All of the material below is to be returned exactly.

**** RECORDS FOR THE EXERCISE

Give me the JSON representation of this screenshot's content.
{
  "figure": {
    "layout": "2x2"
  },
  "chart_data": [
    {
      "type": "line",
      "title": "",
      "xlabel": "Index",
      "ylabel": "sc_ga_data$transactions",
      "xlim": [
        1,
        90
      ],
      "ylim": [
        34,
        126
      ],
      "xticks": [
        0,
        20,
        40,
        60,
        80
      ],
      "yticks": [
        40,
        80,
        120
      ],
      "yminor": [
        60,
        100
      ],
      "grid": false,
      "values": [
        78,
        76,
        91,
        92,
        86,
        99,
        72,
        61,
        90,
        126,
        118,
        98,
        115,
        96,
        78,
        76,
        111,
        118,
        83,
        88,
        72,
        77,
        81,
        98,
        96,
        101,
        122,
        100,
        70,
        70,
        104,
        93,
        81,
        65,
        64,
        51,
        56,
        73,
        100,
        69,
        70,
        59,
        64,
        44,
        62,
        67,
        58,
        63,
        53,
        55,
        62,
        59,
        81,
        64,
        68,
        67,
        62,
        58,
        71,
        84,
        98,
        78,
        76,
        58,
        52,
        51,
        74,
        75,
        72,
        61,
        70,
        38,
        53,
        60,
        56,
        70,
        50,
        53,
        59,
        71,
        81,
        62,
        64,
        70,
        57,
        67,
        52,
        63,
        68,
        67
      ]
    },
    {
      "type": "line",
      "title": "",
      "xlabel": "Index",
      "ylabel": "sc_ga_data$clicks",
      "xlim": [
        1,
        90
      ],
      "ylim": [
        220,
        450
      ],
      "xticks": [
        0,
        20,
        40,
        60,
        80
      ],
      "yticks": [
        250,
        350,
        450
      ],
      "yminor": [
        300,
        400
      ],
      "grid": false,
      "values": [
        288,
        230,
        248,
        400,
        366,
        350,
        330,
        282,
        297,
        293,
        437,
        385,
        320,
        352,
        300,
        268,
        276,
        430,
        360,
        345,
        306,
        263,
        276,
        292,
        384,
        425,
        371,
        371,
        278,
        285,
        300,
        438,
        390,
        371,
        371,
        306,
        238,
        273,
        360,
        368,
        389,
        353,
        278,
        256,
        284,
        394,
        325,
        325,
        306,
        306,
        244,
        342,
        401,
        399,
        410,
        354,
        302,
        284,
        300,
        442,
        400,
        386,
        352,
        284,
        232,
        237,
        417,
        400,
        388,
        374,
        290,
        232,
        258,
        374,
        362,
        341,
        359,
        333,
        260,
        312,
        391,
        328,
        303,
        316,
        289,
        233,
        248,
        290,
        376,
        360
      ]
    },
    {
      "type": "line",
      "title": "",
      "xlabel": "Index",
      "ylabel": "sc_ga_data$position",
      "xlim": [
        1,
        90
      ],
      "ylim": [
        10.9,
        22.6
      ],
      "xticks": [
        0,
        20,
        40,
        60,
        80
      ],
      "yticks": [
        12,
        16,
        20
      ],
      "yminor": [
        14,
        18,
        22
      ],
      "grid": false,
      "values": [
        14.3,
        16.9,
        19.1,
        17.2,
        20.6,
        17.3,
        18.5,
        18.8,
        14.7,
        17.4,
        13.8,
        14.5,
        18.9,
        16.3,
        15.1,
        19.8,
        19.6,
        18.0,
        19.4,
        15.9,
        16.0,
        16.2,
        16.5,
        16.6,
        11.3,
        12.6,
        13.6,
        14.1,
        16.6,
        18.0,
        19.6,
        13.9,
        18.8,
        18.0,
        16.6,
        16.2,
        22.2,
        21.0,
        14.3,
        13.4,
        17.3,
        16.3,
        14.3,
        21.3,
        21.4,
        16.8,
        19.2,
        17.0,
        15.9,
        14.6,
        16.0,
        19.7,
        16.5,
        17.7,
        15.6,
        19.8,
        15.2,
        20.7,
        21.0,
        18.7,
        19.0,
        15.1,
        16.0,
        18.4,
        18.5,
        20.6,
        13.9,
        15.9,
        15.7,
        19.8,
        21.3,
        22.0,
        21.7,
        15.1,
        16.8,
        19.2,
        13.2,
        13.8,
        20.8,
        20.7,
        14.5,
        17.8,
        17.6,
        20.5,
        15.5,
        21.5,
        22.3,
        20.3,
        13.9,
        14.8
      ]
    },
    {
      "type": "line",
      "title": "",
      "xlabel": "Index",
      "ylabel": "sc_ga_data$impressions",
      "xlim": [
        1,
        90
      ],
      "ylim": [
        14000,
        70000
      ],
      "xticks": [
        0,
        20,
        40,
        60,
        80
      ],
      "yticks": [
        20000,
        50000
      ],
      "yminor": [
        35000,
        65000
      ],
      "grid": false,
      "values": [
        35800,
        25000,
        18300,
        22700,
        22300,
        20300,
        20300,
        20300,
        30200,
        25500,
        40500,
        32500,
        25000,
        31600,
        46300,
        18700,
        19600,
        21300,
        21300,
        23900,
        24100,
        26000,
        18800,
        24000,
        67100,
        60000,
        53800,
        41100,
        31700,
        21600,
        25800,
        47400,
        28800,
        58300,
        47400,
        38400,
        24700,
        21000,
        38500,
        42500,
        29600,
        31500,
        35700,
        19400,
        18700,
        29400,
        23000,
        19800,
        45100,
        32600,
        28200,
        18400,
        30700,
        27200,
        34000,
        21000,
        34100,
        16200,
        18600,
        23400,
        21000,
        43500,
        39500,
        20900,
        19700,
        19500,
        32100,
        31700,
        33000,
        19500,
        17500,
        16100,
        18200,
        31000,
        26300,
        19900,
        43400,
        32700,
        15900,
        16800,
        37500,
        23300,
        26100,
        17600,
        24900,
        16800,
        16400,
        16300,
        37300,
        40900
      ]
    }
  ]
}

********

◆ CORRECT RESULT:
Give me the JSON representation of this screenshot's content.
{
  "figure": {
    "layout": "2x2"
  },
  "chart_data": [
    {
      "type": "line",
      "title": "",
      "xlabel": "Index",
      "ylabel": "sc_ga_data$transactions",
      "xlim": [
        1,
        90
      ],
      "ylim": [
        34,
        126
      ],
      "xticks": [
        0,
        20,
        40,
        60,
        80
      ],
      "yticks": [
        40,
        80,
        120
      ],
      "yminor": [
        60,
        100
      ],
      "grid": false,
      "values": [
        78,
        76,
        91,
        92,
        86,
        99,
        72,
        61,
        90,
        126,
        118,
        98,
        115,
        96,
        78,
        76,
        111,
        118,
        83,
        88,
        72,
        77,
        81,
        98,
        96,
        101,
        122,
        100,
        70,
        70,
        104,
        93,
        81,
        65,
        64,
        51,
        56,
        73,
        100,
        69,
        70,
        59,
        64,
        44,
        62,
        67,
        58,
        63,
        53,
        55,
        62,
        59,
        81,
        64,
        68,
        67,
        62,
        58,
        71,
        84,
        98,
        78,
        76,
        58,
        52,
        51,
        74,
        75,
        72,
        61,
        70,
        38,
        53,
        60,
        56,
        70,
        50,
        53,
        59,
        71,
        81,
        62,
        64,
        70,
        57,
        67,
        52,
        63,
        68,
        67
      ]
    },
    {
      "type": "line",
      "title": "",
      "xlabel": "Index",
      "ylabel": "sc_ga_data$clicks",
      "xlim": [
        1,
        90
      ],
      "ylim": [
        220,
        450
      ],
      "xticks": [
        0,
        20,
        40,
        60,
        80
      ],
      "yticks": [
        250,
        350,
        450
      ],
      "yminor": [
        300,
        400
      ],
      "grid": false,
      "values": [
        288,
        230,
        248,
        400,
        366,
        350,
        330,
        282,
        297,
        293,
        437,
        385,
        320,
        352,
        300,
        268,
        276,
        430,
        360,
        345,
        306,
        263,
        276,
        292,
        384,
        425,
        371,
        371,
        278,
        285,
        300,
        438,
        390,
        371,
        371,
        306,
        238,
        273,
        360,
        368,
        389,
        353,
        278,
        256,
        284,
        394,
        325,
        325,
        306,
        306,
        244,
        342,
        401,
        399,
        410,
        354,
        302,
        284,
        300,
        442,
        400,
        386,
        352,
        284,
        232,
        237,
        417,
        400,
        388,
        374,
        290,
        232,
        258,
        374,
        362,
        341,
        359,
        333,
        260,
        312,
        391,
        328,
        303,
        316,
        289,
        233,
        248,
        290,
        376,
        360
      ]
    },
    {
      "type": "line",
      "title": "",
      "xlabel": "Index",
      "ylabel": "sc_ga_data$position",
      "xlim": [
        1,
        90
      ],
      "ylim": [
        10.9,
        22.6
      ],
      "xticks": [
        0,
        20,
        40,
        60,
        80
      ],
      "yticks": [
        12,
        16,
        20
      ],
      "yminor": [
        14,
        18,
        22
      ],
      "grid": false,
      "values": [
        14.3,
        16.9,
        19.1,
        17.2,
        20.6,
        17.3,
        18.5,
        18.8,
        14.7,
        17.4,
        13.8,
        14.5,
        18.9,
        16.3,
        15.1,
        19.8,
        19.6,
        18.0,
        19.4,
        15.9,
        16.0,
        16.2,
        16.5,
        16.6,
        11.3,
        12.6,
        13.6,
        14.1,
        16.6,
        18.0,
        19.6,
        13.9,
        18.8,
        18.0,
        16.6,
        16.2,
        22.2,
        21.0,
        14.3,
        13.4,
        17.3,
        16.3,
        14.3,
        21.3,
        21.4,
        16.8,
        19.2,
        17.0,
        15.9,
        14.6,
        16.0,
        19.7,
        16.5,
        17.7,
        15.6,
        19.8,
        15.2,
        20.7,
        21.0,
        18.7,
        19.0,
        15.1,
        16.0,
        18.4,
        18.5,
        20.6,
        13.9,
        15.9,
        15.7,
        19.8,
        21.3,
        22.0,
        21.7,
        15.1,
        16.8,
        19.2,
        13.2,
        13.8,
        20.8,
        20.7,
        14.5,
        17.8,
        17.6,
        20.5,
        15.5,
        21.5,
        22.3,
        20.3,
        13.9,
        14.8
      ]
    },
    {
      "type": "line",
      "title": "",
      "xlabel": "Index",
      "ylabel": "sc_ga_data$impressions",
      "xlim": [
        1,
        90
      ],
      "ylim": [
        14000,
        70000
      ],
      "xticks": [
        0,
        20,
        40,
        60,
        80
      ],
      "yticks": [
        20000,
        50000
      ],
      "yminor": [
        35000,
        65000
      ],
      "grid": false,
      "values": [
        35800,
        25000,
        18300,
        22700,
        22300,
        20300,
        20300,
        20300,
        30200,
        25500,
        40500,
        32500,
        25000,
        31600,
        46300,
        18700,
        19600,
        21300,
        21300,
        23900,
        24100,
        26000,
        18800,
        24000,
        67100,
        60000,
        53800,
        41100,
        31700,
        21600,
        25800,
        47400,
        28800,
        58300,
        47400,
        38400,
        24700,
        21000,
        38500,
        42500,
        29600,
        31500,
        35700,
        19400,
        18700,
        29400,
        23000,
        19800,
        45100,
        32600,
        28200,
        18400,
        30700,
        27200,
        34000,
        21000,
        34100,
        16200,
        18600,
        23400,
        21000,
        43500,
        39500,
        20900,
        19700,
        19500,
        32100,
        31700,
        33000,
        19500,
        17500,
        16100,
        18200,
        31000,
        26300,
        19900,
        43400,
        32700,
        15900,
        16800,
        37500,
        23300,
        26100,
        17600,
        24900,
        16800,
        16400,
        16300,
        37300,
        40900
      ]
    }
  ]
}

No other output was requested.